Character Notes from Womack

With characters, get them to surprise you in some way. Show how people react: ‘Wow! I didn’t expect that!’ Show them having the experience and reacting to it.

A person uses your product then goes on to do other things. Your website is one of 20 websites, and probably the last, rather than the one and only. Don’t make the project a star of someone’s life. Just make it good enough. Show that it did something for the person. Then your character moves on to the other things in his/her life.

Show internal struggle. Don’t try to show the whole experience. Focus on the critical moments.

There’s a difference in the plot and the experience of any character. Involve more than one person and have some conflict exist between them. It’s the conflict between the characters and complexity that keeps you going more than the overall story arc.

“Beauty brings copies of itself into being. It makes us draw it, take photographs of it, or describe it to other people.” —Elaine Scarry, Professor of aesthetics, Harvard

The Whale Hunt is awesome, and lead the author to making Cow Bird. Products need characters. Stories need products, or main characters to focus them.

Character Stories

Prachi learned to ride a bike late in life, at the age of thirteen. Though, at that age, she didn’t ever get a chance to ride her bike outside of her house compound in India. The streets outside of her house were busy with traffic. I can imagine some similarities to the streets of New York.

Page segmentation records
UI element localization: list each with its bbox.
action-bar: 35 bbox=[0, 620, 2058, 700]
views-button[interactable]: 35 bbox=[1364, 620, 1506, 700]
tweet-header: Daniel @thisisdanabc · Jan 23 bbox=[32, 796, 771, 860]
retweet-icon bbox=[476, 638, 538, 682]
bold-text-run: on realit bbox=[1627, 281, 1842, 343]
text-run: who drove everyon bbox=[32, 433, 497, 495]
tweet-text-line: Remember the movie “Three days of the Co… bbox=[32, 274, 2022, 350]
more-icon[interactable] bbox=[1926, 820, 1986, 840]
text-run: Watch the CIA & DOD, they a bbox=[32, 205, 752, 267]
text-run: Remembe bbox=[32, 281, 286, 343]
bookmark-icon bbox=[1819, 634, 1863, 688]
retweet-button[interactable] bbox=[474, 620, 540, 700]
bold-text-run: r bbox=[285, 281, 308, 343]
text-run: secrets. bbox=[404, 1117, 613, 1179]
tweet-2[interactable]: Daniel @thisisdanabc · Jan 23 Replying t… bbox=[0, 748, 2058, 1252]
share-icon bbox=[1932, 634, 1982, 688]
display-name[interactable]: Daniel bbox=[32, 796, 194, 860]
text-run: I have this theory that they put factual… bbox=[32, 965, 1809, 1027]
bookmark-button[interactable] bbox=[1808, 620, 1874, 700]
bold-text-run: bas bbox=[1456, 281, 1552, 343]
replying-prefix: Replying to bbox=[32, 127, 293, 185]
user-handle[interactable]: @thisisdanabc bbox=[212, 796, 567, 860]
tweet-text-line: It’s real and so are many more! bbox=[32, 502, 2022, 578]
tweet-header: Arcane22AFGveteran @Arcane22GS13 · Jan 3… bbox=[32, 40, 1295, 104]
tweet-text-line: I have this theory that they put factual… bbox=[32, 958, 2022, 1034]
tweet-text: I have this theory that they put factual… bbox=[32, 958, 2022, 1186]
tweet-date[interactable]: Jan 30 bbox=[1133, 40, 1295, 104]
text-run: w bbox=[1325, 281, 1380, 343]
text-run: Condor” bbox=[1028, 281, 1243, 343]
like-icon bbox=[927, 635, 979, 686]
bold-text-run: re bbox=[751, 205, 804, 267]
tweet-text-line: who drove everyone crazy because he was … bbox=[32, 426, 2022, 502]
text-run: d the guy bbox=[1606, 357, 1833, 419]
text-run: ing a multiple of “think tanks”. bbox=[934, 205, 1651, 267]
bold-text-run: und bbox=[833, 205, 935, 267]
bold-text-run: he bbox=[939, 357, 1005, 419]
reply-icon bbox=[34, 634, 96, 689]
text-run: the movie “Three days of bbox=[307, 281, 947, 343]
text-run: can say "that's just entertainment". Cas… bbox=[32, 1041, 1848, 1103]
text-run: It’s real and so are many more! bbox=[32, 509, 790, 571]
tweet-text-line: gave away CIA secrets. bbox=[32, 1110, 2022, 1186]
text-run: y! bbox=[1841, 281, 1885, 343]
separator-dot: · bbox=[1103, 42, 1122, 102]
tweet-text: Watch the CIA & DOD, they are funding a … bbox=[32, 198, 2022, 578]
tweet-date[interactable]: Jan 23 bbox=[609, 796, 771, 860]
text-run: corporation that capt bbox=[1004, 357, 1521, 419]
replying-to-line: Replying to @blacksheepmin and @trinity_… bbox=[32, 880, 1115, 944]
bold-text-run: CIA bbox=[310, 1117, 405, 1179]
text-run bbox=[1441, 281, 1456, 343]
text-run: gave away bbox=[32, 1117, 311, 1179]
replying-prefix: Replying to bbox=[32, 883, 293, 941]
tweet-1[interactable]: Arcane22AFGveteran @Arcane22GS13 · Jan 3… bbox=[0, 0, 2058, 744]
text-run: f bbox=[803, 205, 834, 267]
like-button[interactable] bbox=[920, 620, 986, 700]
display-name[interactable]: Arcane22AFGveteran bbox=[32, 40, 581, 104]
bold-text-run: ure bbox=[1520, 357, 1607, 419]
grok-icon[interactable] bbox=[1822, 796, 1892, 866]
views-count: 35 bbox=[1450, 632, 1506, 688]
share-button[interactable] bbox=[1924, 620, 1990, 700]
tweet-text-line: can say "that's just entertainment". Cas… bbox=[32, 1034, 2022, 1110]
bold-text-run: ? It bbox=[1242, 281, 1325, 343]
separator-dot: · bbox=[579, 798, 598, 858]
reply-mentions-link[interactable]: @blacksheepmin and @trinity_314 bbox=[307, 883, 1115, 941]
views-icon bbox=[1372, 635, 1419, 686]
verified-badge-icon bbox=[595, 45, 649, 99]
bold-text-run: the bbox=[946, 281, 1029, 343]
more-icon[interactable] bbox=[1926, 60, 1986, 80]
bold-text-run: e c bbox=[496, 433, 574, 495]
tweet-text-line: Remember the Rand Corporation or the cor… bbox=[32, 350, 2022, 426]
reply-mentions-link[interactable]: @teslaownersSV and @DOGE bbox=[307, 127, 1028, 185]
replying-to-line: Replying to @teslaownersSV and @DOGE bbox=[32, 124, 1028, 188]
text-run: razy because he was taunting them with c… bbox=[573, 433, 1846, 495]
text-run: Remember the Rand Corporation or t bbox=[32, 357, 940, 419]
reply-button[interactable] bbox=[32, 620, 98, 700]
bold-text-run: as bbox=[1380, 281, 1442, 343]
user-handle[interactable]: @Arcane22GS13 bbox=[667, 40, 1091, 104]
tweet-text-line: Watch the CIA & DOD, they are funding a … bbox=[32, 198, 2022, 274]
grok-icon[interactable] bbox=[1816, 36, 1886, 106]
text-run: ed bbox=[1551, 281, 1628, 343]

[Assignment A]: Reproduce the character notes from "A person uses" to "overall story arc.".
[Assignment B]: According to the quotation in the character notes, what does beauty make us do? List each action.
None of the records is needed for this work.

[Output A]:
A person uses your product then goes on to do other things. Your website is one of 20 websites, and probably the last, rather than the one and only. Don’t make the project a star of someone’s life. Just make it good enough. Show that it did something for the person. Then your character moves on to the other things in his/her life.

Show internal struggle. Don’t try to show the whole experience. Focus on the critical moments.

There’s a difference in the plot and the experience of any character. Involve more than one person and have some conflict exist between them. It’s the conflict between the characters and complexity that keeps you going more than the overall story arc.

[Output B]:
- Draw it
- Take photographs of it
- Describe it to other people